§ **The task**
What follows is a listing; give it again exactly, in its entirety.

Some records:
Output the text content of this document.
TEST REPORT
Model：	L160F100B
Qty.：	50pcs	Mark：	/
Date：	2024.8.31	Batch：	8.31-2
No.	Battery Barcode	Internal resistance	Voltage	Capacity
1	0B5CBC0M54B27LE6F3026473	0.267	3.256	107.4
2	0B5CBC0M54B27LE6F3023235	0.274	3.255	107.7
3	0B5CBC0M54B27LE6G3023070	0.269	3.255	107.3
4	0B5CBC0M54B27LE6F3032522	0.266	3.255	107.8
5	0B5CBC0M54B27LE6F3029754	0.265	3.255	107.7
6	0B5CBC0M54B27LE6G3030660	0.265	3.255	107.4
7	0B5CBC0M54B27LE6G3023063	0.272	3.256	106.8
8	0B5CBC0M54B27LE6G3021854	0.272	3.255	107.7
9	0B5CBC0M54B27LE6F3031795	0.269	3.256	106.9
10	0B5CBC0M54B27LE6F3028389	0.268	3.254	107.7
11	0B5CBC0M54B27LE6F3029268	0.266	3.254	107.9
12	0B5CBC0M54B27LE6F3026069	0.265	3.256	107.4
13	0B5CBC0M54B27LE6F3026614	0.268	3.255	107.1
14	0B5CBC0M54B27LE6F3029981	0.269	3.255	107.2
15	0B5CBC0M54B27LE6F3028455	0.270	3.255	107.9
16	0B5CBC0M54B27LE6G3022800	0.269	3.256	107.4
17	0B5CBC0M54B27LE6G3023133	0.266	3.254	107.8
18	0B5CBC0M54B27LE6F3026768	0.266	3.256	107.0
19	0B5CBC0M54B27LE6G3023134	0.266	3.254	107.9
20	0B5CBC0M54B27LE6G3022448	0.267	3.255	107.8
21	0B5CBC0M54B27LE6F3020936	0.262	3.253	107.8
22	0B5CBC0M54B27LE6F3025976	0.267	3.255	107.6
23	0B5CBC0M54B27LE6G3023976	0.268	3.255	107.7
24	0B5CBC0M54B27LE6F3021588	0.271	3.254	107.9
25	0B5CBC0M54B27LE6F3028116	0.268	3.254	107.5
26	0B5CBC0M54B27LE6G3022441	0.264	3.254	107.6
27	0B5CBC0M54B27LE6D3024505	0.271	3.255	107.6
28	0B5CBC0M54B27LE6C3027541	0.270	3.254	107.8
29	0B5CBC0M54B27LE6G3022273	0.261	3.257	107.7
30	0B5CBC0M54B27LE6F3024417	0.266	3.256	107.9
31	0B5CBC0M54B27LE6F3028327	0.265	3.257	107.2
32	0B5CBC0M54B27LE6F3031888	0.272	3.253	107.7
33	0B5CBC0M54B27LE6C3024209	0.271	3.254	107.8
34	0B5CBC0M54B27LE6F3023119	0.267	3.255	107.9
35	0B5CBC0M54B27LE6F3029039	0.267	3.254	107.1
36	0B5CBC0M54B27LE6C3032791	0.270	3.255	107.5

§ **Written reply**
Output the text content of this document.
TEST REPORT
Model：	L160F100B
Qty.：	50pcs	Mark：	/
Date：	2024.8.31	Batch：	8.31-2
No.	Battery Barcode	Internal resistance	Voltage	Capacity
1	0B5CBC0M54B27LE6F3026473	0.267	3.256	107.4
2	0B5CBC0M54B27LE6F3023235	0.274	3.255	107.7
3	0B5CBC0M54B27LE6G3023070	0.269	3.255	107.3
4	0B5CBC0M54B27LE6F3032522	0.266	3.255	107.8
5	0B5CBC0M54B27LE6F3029754	0.265	3.255	107.7
6	0B5CBC0M54B27LE6G3030660	0.265	3.255	107.4
7	0B5CBC0M54B27LE6G3023063	0.272	3.256	106.8
8	0B5CBC0M54B27LE6G3021854	0.272	3.255	107.7
9	0B5CBC0M54B27LE6F3031795	0.269	3.256	106.9
10	0B5CBC0M54B27LE6F3028389	0.268	3.254	107.7
11	0B5CBC0M54B27LE6F3029268	0.266	3.254	107.9
12	0B5CBC0M54B27LE6F3026069	0.265	3.256	107.4
13	0B5CBC0M54B27LE6F3026614	0.268	3.255	107.1
14	0B5CBC0M54B27LE6F3029981	0.269	3.255	107.2
15	0B5CBC0M54B27LE6F3028455	0.270	3.255	107.9
16	0B5CBC0M54B27LE6G3022800	0.269	3.256	107.4
17	0B5CBC0M54B27LE6G3023133	0.266	3.254	107.8
18	0B5CBC0M54B27LE6F3026768	0.266	3.256	107.0
19	0B5CBC0M54B27LE6G3023134	0.266	3.254	107.9
20	0B5CBC0M54B27LE6G3022448	0.267	3.255	107.8
21	0B5CBC0M54B27LE6F3020936	0.262	3.253	107.8
22	0B5CBC0M54B27LE6F3025976	0.267	3.255	107.6
23	0B5CBC0M54B27LE6G3023976	0.268	3.255	107.7
24	0B5CBC0M54B27LE6F3021588	0.271	3.254	107.9
25	0B5CBC0M54B27LE6F3028116	0.268	3.254	107.5
26	0B5CBC0M54B27LE6G3022441	0.264	3.254	107.6
27	0B5CBC0M54B27LE6D3024505	0.271	3.255	107.6
28	0B5CBC0M54B27LE6C3027541	0.270	3.254	107.8
29	0B5CBC0M54B27LE6G3022273	0.261	3.257	107.7
30	0B5CBC0M54B27LE6F3024417	0.266	3.256	107.9
31	0B5CBC0M54B27LE6F3028327	0.265	3.257	107.2
32	0B5CBC0M54B27LE6F3031888	0.272	3.253	107.7
33	0B5CBC0M54B27LE6C3024209	0.271	3.254	107.8
34	0B5CBC0M54B27LE6F3023119	0.267	3.255	107.9
35	0B5CBC0M54B27LE6F3029039	0.267	3.254	107.1
36	0B5CBC0M54B27LE6C3032791	0.270	3.255	107.5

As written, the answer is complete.